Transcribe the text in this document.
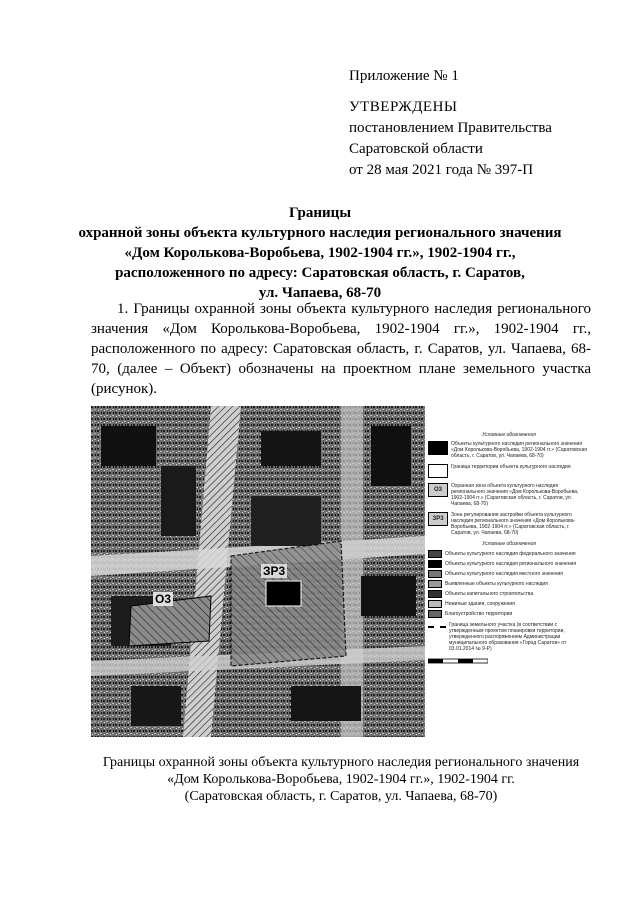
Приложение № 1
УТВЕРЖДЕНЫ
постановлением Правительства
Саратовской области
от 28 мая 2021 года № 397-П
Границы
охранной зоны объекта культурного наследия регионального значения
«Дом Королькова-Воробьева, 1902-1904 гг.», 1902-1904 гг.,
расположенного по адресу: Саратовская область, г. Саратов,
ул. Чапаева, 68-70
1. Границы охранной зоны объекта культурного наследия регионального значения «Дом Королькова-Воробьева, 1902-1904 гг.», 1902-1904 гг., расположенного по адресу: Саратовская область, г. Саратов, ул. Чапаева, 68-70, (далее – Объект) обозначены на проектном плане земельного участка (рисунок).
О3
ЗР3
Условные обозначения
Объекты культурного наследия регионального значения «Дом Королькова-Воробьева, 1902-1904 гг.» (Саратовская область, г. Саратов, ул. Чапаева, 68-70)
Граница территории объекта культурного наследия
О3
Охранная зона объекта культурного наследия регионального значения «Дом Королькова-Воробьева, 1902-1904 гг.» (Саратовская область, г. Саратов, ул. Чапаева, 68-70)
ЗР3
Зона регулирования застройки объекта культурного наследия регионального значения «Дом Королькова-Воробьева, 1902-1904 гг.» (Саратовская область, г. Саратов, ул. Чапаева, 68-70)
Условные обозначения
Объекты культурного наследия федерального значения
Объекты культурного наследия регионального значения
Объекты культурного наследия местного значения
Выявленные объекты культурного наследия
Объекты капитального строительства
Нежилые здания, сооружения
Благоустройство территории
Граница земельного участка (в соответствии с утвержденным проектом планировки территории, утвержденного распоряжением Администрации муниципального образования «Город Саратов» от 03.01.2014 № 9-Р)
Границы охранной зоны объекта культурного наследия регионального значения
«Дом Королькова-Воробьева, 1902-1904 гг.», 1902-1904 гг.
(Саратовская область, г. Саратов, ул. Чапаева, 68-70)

▶ Written problem: Restate each line of the records exactly; pictures do not belong in the copy.

▶ Complete output:
Transcribe the text in this document.
Приложение № 1
УТВЕРЖДЕНЫ
постановлением Правительства
Саратовской области
от 28 мая 2021 года № 397-П
Границы
охранной зоны объекта культурного наследия регионального значения
«Дом Королькова-Воробьева, 1902-1904 гг.», 1902-1904 гг.,
расположенного по адресу: Саратовская область, г. Саратов,
ул. Чапаева, 68-70
1. Границы охранной зоны объекта культурного наследия регионального значения «Дом Королькова-Воробьева, 1902-1904 гг.», 1902-1904 гг., расположенного по адресу: Саратовская область, г. Саратов, ул. Чапаева, 68-70, (далее – Объект) обозначены на проектном плане земельного участка (рисунок).
О3
ЗР3
Условные обозначения
Объекты культурного наследия регионального значения «Дом Королькова-Воробьева, 1902-1904 гг.» (Саратовская область, г. Саратов, ул. Чапаева, 68-70)
Граница территории объекта культурного наследия
О3
Охранная зона объекта культурного наследия регионального значения «Дом Королькова-Воробьева, 1902-1904 гг.» (Саратовская область, г. Саратов, ул. Чапаева, 68-70)
ЗР3
Зона регулирования застройки объекта культурного наследия регионального значения «Дом Королькова-Воробьева, 1902-1904 гг.» (Саратовская область, г. Саратов, ул. Чапаева, 68-70)
Условные обозначения
Объекты культурного наследия федерального значения
Объекты культурного наследия регионального значения
Объекты культурного наследия местного значения
Выявленные объекты культурного наследия
Объекты капитального строительства
Нежилые здания, сооружения
Благоустройство территории
Граница земельного участка (в соответствии с утвержденным проектом планировки территории, утвержденного распоряжением Администрации муниципального образования «Город Саратов» от 03.01.2014 № 9-Р)
Границы охранной зоны объекта культурного наследия регионального значения
«Дом Королькова-Воробьева, 1902-1904 гг.», 1902-1904 гг.
(Саратовская область, г. Саратов, ул. Чапаева, 68-70)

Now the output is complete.